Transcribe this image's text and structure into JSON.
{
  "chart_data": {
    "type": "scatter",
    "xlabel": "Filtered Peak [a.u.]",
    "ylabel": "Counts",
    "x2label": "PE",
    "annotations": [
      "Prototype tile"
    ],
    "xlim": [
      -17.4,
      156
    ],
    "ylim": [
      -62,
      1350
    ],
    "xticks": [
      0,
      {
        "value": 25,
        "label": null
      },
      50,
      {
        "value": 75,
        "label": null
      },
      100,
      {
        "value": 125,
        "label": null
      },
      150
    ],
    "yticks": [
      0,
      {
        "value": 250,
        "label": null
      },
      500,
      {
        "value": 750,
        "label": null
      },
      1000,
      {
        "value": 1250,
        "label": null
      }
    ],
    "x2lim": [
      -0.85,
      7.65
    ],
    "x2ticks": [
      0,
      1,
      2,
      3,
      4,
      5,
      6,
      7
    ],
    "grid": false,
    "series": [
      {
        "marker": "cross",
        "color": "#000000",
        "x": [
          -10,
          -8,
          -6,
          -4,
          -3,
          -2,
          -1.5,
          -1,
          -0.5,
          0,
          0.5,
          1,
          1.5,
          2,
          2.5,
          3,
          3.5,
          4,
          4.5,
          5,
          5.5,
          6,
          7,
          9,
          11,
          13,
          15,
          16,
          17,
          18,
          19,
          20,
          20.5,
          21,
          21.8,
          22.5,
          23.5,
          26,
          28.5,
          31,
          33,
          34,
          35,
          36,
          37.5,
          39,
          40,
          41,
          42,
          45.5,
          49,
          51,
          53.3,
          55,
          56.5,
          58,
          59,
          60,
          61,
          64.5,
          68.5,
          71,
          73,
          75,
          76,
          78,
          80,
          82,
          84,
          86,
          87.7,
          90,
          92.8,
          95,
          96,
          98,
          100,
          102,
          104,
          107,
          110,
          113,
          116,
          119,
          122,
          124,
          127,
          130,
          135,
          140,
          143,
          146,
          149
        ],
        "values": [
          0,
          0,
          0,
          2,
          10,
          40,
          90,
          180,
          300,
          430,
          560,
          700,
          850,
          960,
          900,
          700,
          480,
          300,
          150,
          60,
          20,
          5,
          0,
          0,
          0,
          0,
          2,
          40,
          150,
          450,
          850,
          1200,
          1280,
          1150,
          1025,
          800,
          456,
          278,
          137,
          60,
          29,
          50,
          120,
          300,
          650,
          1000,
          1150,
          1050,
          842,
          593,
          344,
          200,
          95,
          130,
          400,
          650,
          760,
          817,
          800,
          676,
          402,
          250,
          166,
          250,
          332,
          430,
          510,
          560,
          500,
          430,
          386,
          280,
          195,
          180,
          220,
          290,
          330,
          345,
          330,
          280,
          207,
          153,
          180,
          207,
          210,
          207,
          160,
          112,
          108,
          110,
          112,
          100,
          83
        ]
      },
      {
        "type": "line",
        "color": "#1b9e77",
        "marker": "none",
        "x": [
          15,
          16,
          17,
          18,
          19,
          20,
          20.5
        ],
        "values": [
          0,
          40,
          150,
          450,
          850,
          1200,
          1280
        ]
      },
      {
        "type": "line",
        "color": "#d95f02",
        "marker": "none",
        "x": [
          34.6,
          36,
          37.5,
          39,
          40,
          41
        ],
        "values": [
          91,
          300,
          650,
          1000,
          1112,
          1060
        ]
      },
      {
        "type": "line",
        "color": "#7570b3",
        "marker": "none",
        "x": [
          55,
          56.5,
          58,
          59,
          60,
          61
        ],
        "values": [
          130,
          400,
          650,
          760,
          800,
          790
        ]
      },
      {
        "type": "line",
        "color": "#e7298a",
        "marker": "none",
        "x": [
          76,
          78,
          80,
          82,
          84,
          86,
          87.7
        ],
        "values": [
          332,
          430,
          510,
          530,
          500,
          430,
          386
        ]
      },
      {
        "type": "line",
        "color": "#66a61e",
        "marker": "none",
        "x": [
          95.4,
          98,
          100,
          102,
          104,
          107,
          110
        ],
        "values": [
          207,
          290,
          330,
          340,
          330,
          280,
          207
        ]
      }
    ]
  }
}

⁂

- _Requirements_
Reproduce all the data word for word.

- _Exercise result_
Transcribe this image's text and structure into JSON.
{
  "chart_data": {
    "type": "scatter",
    "xlabel": "Filtered Peak [a.u.]",
    "ylabel": "Counts",
    "x2label": "PE",
    "annotations": [
      "Prototype tile"
    ],
    "xlim": [
      -17.4,
      156
    ],
    "ylim": [
      -62,
      1350
    ],
    "xticks": [
      0,
      {
        "value": 25,
        "label": null
      },
      50,
      {
        "value": 75,
        "label": null
      },
      100,
      {
        "value": 125,
        "label": null
      },
      150
    ],
    "yticks": [
      0,
      {
        "value": 250,
        "label": null
      },
      500,
      {
        "value": 750,
        "label": null
      },
      1000,
      {
        "value": 1250,
        "label": null
      }
    ],
    "x2lim": [
      -0.85,
      7.65
    ],
    "x2ticks": [
      0,
      1,
      2,
      3,
      4,
      5,
      6,
      7
    ],
    "grid": false,
    "series": [
      {
        "marker": "cross",
        "color": "#000000",
        "x": [
          -10,
          -8,
          -6,
          -4,
          -3,
          -2,
          -1.5,
          -1,
          -0.5,
          0,
          0.5,
          1,
          1.5,
          2,
          2.5,
          3,
          3.5,
          4,
          4.5,
          5,
          5.5,
          6,
          7,
          9,
          11,
          13,
          15,
          16,
          17,
          18,
          19,
          20,
          20.5,
          21,
          21.8,
          22.5,
          23.5,
          26,
          28.5,
          31,
          33,
          34,
          35,
          36,
          37.5,
          39,
          40,
          41,
          42,
          45.5,
          49,
          51,
          53.3,
          55,
          56.5,
          58,
          59,
          60,
          61,
          64.5,
          68.5,
          71,
          73,
          75,
          76,
          78,
          80,
          82,
          84,
          86,
          87.7,
          90,
          92.8,
          95,
          96,
          98,
          100,
          102,
          104,
          107,
          110,
          113,
          116,
          119,
          122,
          124,
          127,
          130,
          135,
          140,
          143,
          146,
          149
        ],
        "values": [
          0,
          0,
          0,
          2,
          10,
          40,
          90,
          180,
          300,
          430,
          560,
          700,
          850,
          960,
          900,
          700,
          480,
          300,
          150,
          60,
          20,
          5,
          0,
          0,
          0,
          0,
          2,
          40,
          150,
          450,
          850,
          1200,
          1280,
          1150,
          1025,
          800,
          456,
          278,
          137,
          60,
          29,
          50,
          120,
          300,
          650,
          1000,
          1150,
          1050,
          842,
          593,
          344,
          200,
          95,
          130,
          400,
          650,
          760,
          817,
          800,
          676,
          402,
          250,
          166,
          250,
          332,
          430,
          510,
          560,
          500,
          430,
          386,
          280,
          195,
          180,
          220,
          290,
          330,
          345,
          330,
          280,
          207,
          153,
          180,
          207,
          210,
          207,
          160,
          112,
          108,
          110,
          112,
          100,
          83
        ]
      },
      {
        "type": "line",
        "color": "#1b9e77",
        "marker": "none",
        "x": [
          15,
          16,
          17,
          18,
          19,
          20,
          20.5
        ],
        "values": [
          0,
          40,
          150,
          450,
          850,
          1200,
          1280
        ]
      },
      {
        "type": "line",
        "color": "#d95f02",
        "marker": "none",
        "x": [
          34.6,
          36,
          37.5,
          39,
          40,
          41
        ],
        "values": [
          91,
          300,
          650,
          1000,
          1112,
          1060
        ]
      },
      {
        "type": "line",
        "color": "#7570b3",
        "marker": "none",
        "x": [
          55,
          56.5,
          58,
          59,
          60,
          61
        ],
        "values": [
          130,
          400,
          650,
          760,
          800,
          790
        ]
      },
      {
        "type": "line",
        "color": "#e7298a",
        "marker": "none",
        "x": [
          76,
          78,
          80,
          82,
          84,
          86,
          87.7
        ],
        "values": [
          332,
          430,
          510,
          530,
          500,
          430,
          386
        ]
      },
      {
        "type": "line",
        "color": "#66a61e",
        "marker": "none",
        "x": [
          95.4,
          98,
          100,
          102,
          104,
          107,
          110
        ],
        "values": [
          207,
          290,
          330,
          340,
          330,
          280,
          207
        ]
      }
    ]
  }
}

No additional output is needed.